Problem statement |
Go through the material below and copy each line where the word "title" appears.

Material provided |
* begin *
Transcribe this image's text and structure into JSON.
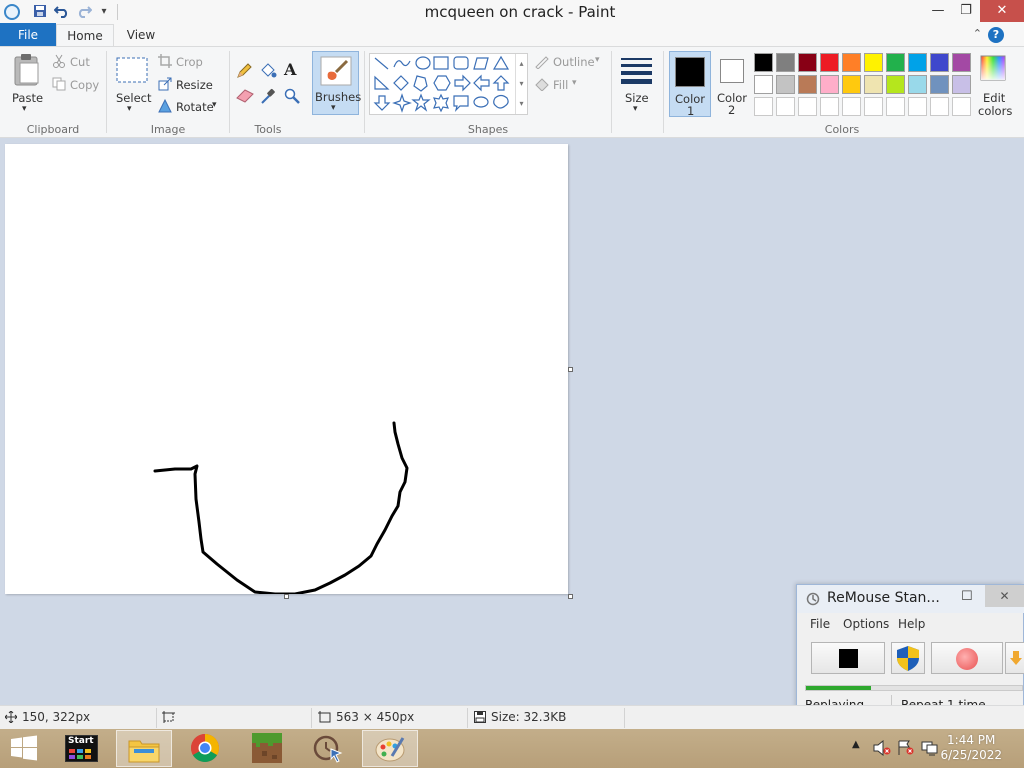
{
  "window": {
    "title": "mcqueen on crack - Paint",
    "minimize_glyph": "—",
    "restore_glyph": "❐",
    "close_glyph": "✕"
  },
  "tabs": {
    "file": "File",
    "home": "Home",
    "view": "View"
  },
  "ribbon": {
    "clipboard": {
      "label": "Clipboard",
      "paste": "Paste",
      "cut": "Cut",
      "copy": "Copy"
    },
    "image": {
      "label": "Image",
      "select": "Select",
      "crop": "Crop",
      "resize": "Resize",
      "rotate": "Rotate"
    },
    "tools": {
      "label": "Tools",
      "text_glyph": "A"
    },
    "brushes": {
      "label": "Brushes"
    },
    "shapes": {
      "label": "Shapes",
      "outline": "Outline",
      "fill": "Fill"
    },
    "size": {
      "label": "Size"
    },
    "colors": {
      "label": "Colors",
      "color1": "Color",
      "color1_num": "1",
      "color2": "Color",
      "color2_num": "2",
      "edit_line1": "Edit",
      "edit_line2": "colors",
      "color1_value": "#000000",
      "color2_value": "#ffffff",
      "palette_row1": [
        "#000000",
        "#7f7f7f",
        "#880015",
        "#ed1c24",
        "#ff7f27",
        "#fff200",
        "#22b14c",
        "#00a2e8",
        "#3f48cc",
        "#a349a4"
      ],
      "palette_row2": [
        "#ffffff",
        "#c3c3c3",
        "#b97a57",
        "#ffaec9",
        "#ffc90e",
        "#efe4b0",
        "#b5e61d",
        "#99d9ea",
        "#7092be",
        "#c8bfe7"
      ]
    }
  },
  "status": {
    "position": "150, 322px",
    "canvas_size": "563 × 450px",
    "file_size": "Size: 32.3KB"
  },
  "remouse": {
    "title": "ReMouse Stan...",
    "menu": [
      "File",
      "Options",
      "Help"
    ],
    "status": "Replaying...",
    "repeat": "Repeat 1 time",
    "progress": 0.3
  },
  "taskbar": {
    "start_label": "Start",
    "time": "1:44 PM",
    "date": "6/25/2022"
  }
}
* end *
Written solution |
    "title": "mcqueen on crack - Paint",
    "title": "ReMouse Stan...",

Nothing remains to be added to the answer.